╔══
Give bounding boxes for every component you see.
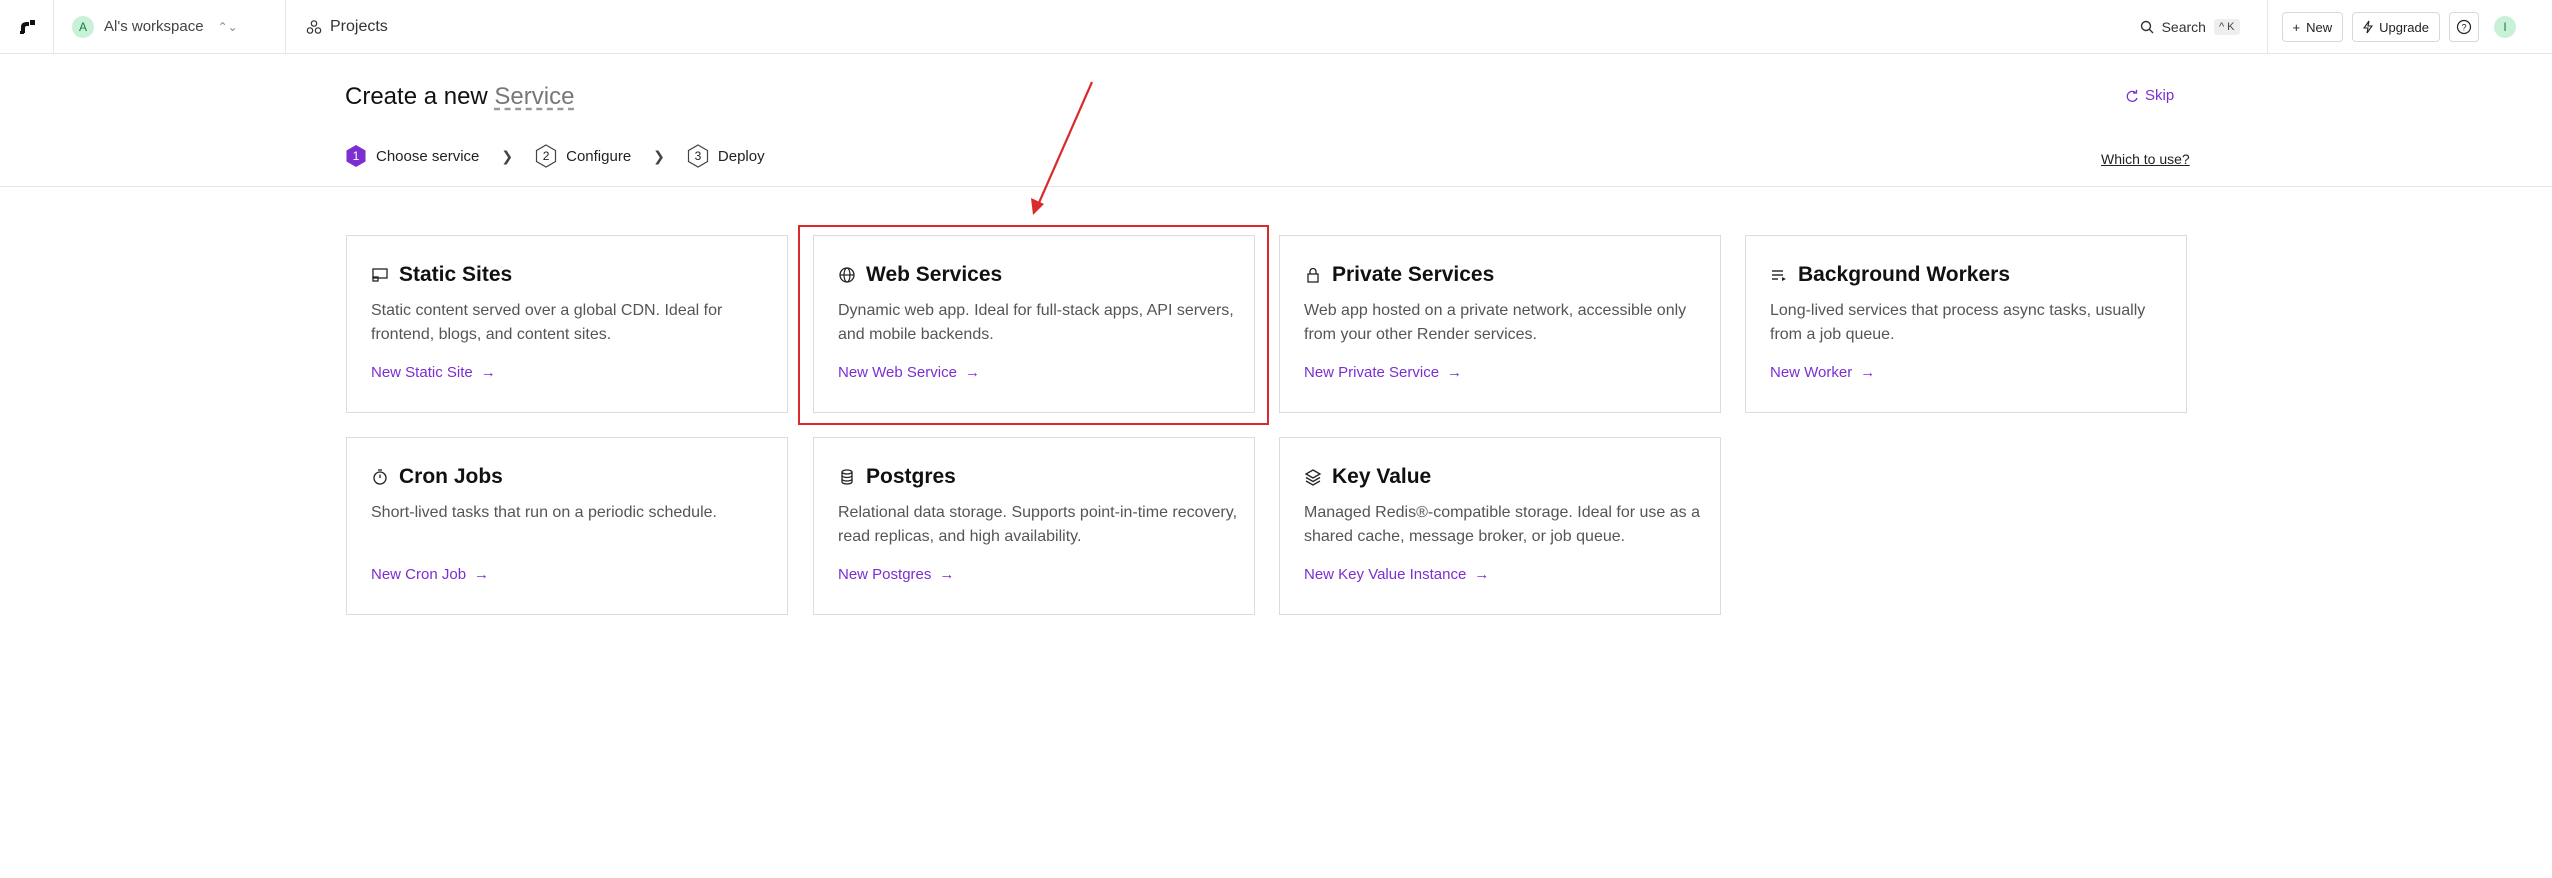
step-3-label: Deploy — [717, 147, 765, 165]
card-key-value[interactable]: Key Value Managed Redis®-compatible stor… — [1279, 437, 1721, 615]
svg-text:?: ? — [2461, 23, 2466, 33]
new-key-value-instance-link[interactable]: New Key Value Instance → — [1304, 566, 1489, 583]
stepper: 1 Choose service ❯ 2 Configure ❯ 3 Deplo… — [345, 144, 765, 168]
card-title: Postgres — [838, 465, 956, 489]
arrow-right-icon: → — [939, 566, 955, 583]
search-label: Search — [2161, 19, 2206, 35]
arrow-right-icon: → — [474, 566, 490, 583]
workspace-switcher[interactable]: A Al's workspace ⌃⌄ — [54, 0, 286, 54]
user-avatar[interactable]: I — [2494, 16, 2516, 38]
help-button[interactable]: ? — [2449, 12, 2479, 42]
timer-icon — [373, 469, 387, 485]
new-private-service-link[interactable]: New Private Service → — [1304, 364, 1462, 381]
arrow-right-icon: → — [1860, 364, 1876, 381]
card-title: Cron Jobs — [371, 465, 503, 489]
page-title: Create a new Service — [345, 83, 574, 111]
arrow-right-icon: → — [480, 364, 496, 381]
annotation-highlight-box — [798, 225, 1269, 425]
chevron-right-icon: ❯ — [653, 147, 665, 164]
chevron-updown-icon: ⌃⌄ — [217, 19, 238, 34]
card-title: Key Value — [1304, 465, 1431, 489]
workspace-name: Al's workspace — [104, 18, 204, 35]
arrow-right-icon: → — [1447, 364, 1463, 381]
search-shortcut: ^ K — [2213, 19, 2240, 35]
plus-icon: + — [2292, 19, 2301, 35]
step-1-label: Choose service — [376, 147, 480, 165]
page-header: Create a new Service Skip 1 Choose servi… — [0, 55, 2552, 187]
which-to-use-link[interactable]: Which to use? — [2101, 151, 2190, 167]
step-2-label: Configure — [566, 147, 632, 165]
card-static-sites[interactable]: Static Sites Static content served over … — [346, 235, 788, 413]
lock-icon — [1307, 267, 1319, 283]
card-title: Private Services — [1304, 263, 1494, 287]
workspace-avatar: A — [72, 15, 94, 38]
step-3-badge: 3 — [687, 144, 709, 168]
card-description: Long-lived services that process async t… — [1770, 302, 2146, 343]
upgrade-button[interactable]: Upgrade — [2352, 12, 2440, 42]
card-postgres[interactable]: Postgres Relational data storage. Suppor… — [813, 437, 1255, 615]
title-prefix: Create a new — [345, 83, 488, 110]
monitor-icon — [372, 268, 388, 282]
divider — [2266, 0, 2268, 54]
arrow-right-icon: → — [1474, 566, 1490, 583]
new-static-site-link[interactable]: New Static Site → — [371, 364, 496, 381]
step-2-badge: 2 — [535, 144, 557, 168]
skip-label: Skip — [2145, 87, 2175, 104]
card-title: Background Workers — [1770, 263, 2010, 287]
lightning-icon — [2363, 20, 2374, 34]
search-icon — [2140, 20, 2154, 34]
step-1-badge: 1 — [345, 144, 367, 168]
projects-label: Projects — [330, 17, 388, 35]
render-logo[interactable] — [0, 0, 54, 54]
new-cron-job-link[interactable]: New Cron Job → — [371, 566, 489, 583]
upgrade-label: Upgrade — [2379, 19, 2429, 35]
card-private-services[interactable]: Private Services Web app hosted on a pri… — [1279, 235, 1721, 413]
logo-icon — [19, 19, 35, 34]
list-icon — [1772, 270, 1786, 281]
search-button[interactable]: Search ^ K — [2140, 19, 2240, 35]
new-postgres-link[interactable]: New Postgres → — [838, 566, 954, 583]
help-icon: ? — [2456, 19, 2472, 35]
skip-link[interactable]: Skip — [2125, 87, 2174, 104]
new-worker-link[interactable]: New Worker → — [1770, 364, 1875, 381]
step-deploy: 3 Deploy — [687, 144, 765, 168]
new-button[interactable]: + New — [2281, 12, 2344, 42]
top-bar: A Al's workspace ⌃⌄ Projects Search ^ K … — [0, 0, 2552, 54]
title-service-type[interactable]: Service — [494, 83, 574, 110]
layers-icon — [1304, 469, 1322, 486]
projects-icon — [306, 19, 322, 34]
card-cron-jobs[interactable]: Cron Jobs Short-lived tasks that run on … — [346, 437, 788, 615]
card-description: Relational data storage. Supports point-… — [838, 504, 1238, 545]
card-background-workers[interactable]: Background Workers Long-lived services t… — [1745, 235, 2187, 413]
new-label: New — [2306, 19, 2333, 35]
card-description: Web app hosted on a private network, acc… — [1304, 302, 1687, 343]
redo-icon — [2126, 89, 2138, 102]
projects-link[interactable]: Projects — [286, 18, 388, 36]
database-icon — [841, 469, 853, 485]
step-choose-service: 1 Choose service — [345, 144, 479, 168]
step-configure: 2 Configure — [535, 144, 631, 168]
card-description: Managed Redis®-compatible storage. Ideal… — [1304, 504, 1701, 545]
card-title: Static Sites — [371, 263, 512, 287]
card-description: Short-lived tasks that run on a periodic… — [371, 504, 717, 521]
chevron-right-icon: ❯ — [501, 147, 514, 164]
card-description: Static content served over a global CDN.… — [371, 302, 723, 343]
╚══
= Do this =
Copy every item above verbatim, leaving out the picture.

= Correct answer =
Give bounding boxes for every component you see.
step-3-label: Deploy — [717, 147, 765, 165]
card-key-value[interactable]: Key Value Managed Redis®-compatible stor… — [1279, 437, 1721, 615]
svg-text:?: ? — [2461, 23, 2466, 33]
new-key-value-instance-link[interactable]: New Key Value Instance → — [1304, 566, 1489, 583]
stepper: 1 Choose service ❯ 2 Configure ❯ 3 Deplo… — [345, 144, 765, 168]
card-title: Postgres — [838, 465, 956, 489]
arrow-right-icon: → — [939, 566, 955, 583]
search-label: Search — [2161, 19, 2206, 35]
arrow-right-icon: → — [474, 566, 490, 583]
workspace-switcher[interactable]: A Al's workspace ⌃⌄ — [54, 0, 286, 54]
user-avatar[interactable]: I — [2494, 16, 2516, 38]
help-button[interactable]: ? — [2449, 12, 2479, 42]
timer-icon — [373, 469, 387, 485]
new-private-service-link[interactable]: New Private Service → — [1304, 364, 1462, 381]
arrow-right-icon: → — [1860, 364, 1876, 381]
card-title: Cron Jobs — [371, 465, 503, 489]
page-title: Create a new Service — [345, 83, 574, 111]
arrow-right-icon: → — [480, 364, 496, 381]
annotation-highlight-box — [798, 225, 1269, 425]
chevron-right-icon: ❯ — [653, 147, 665, 164]
chevron-updown-icon: ⌃⌄ — [217, 19, 238, 34]
card-title: Key Value — [1304, 465, 1431, 489]
workspace-name: Al's workspace — [104, 18, 204, 35]
arrow-right-icon: → — [1447, 364, 1463, 381]
search-shortcut: ^ K — [2213, 19, 2240, 35]
plus-icon: + — [2292, 19, 2301, 35]
step-1-label: Choose service — [376, 147, 480, 165]
page-header: Create a new Service Skip 1 Choose servi… — [0, 55, 2552, 187]
which-to-use-link[interactable]: Which to use? — [2101, 151, 2190, 167]
step-2-label: Configure — [566, 147, 632, 165]
card-static-sites[interactable]: Static Sites Static content served over … — [346, 235, 788, 413]
lock-icon — [1307, 267, 1319, 283]
card-title: Private Services — [1304, 263, 1494, 287]
workspace-avatar: A — [72, 15, 94, 38]
step-3-badge: 3 — [687, 144, 709, 168]
card-description: Long-lived services that process async t… — [1770, 302, 2146, 343]
upgrade-button[interactable]: Upgrade — [2352, 12, 2440, 42]
card-postgres[interactable]: Postgres Relational data storage. Suppor… — [813, 437, 1255, 615]
title-prefix: Create a new — [345, 83, 488, 110]
monitor-icon — [372, 268, 388, 282]
divider — [2266, 0, 2268, 54]
arrow-right-icon: → — [1474, 566, 1490, 583]
new-static-site-link[interactable]: New Static Site → — [371, 364, 496, 381]
step-2-badge: 2 — [535, 144, 557, 168]
skip-label: Skip — [2145, 87, 2175, 104]
card-title: Background Workers — [1770, 263, 2010, 287]
lightning-icon — [2363, 20, 2374, 34]
search-icon — [2140, 20, 2154, 34]
step-1-badge: 1 — [345, 144, 367, 168]
projects-label: Projects — [330, 17, 388, 35]
render-logo[interactable] — [0, 0, 54, 54]
new-cron-job-link[interactable]: New Cron Job → — [371, 566, 489, 583]
upgrade-label: Upgrade — [2379, 19, 2429, 35]
card-private-services[interactable]: Private Services Web app hosted on a pri… — [1279, 235, 1721, 413]
logo-icon — [19, 19, 35, 34]
list-icon — [1772, 270, 1786, 281]
search-button[interactable]: Search ^ K — [2140, 19, 2240, 35]
new-postgres-link[interactable]: New Postgres → — [838, 566, 954, 583]
help-icon: ? — [2456, 19, 2472, 35]
skip-link[interactable]: Skip — [2125, 87, 2174, 104]
new-worker-link[interactable]: New Worker → — [1770, 364, 1875, 381]
step-deploy: 3 Deploy — [687, 144, 765, 168]
new-button[interactable]: + New — [2281, 12, 2344, 42]
top-bar: A Al's workspace ⌃⌄ Projects Search ^ K … — [0, 0, 2552, 54]
title-service-type[interactable]: Service — [494, 83, 574, 110]
layers-icon — [1304, 469, 1322, 486]
projects-icon — [306, 19, 322, 34]
card-cron-jobs[interactable]: Cron Jobs Short-lived tasks that run on … — [346, 437, 788, 615]
card-description: Relational data storage. Supports point-… — [838, 504, 1238, 545]
card-background-workers[interactable]: Background Workers Long-lived services t… — [1745, 235, 2187, 413]
new-label: New — [2306, 19, 2333, 35]
card-description: Web app hosted on a private network, acc… — [1304, 302, 1687, 343]
redo-icon — [2126, 89, 2138, 102]
projects-link[interactable]: Projects — [286, 18, 388, 36]
database-icon — [841, 469, 853, 485]
step-choose-service: 1 Choose service — [345, 144, 479, 168]
step-configure: 2 Configure — [535, 144, 631, 168]
card-description: Managed Redis®-compatible storage. Ideal… — [1304, 504, 1701, 545]
card-title: Static Sites — [371, 263, 512, 287]
card-description: Short-lived tasks that run on a periodic… — [371, 504, 717, 521]
chevron-right-icon: ❯ — [501, 147, 514, 164]
card-description: Static content served over a global CDN.… — [371, 302, 723, 343]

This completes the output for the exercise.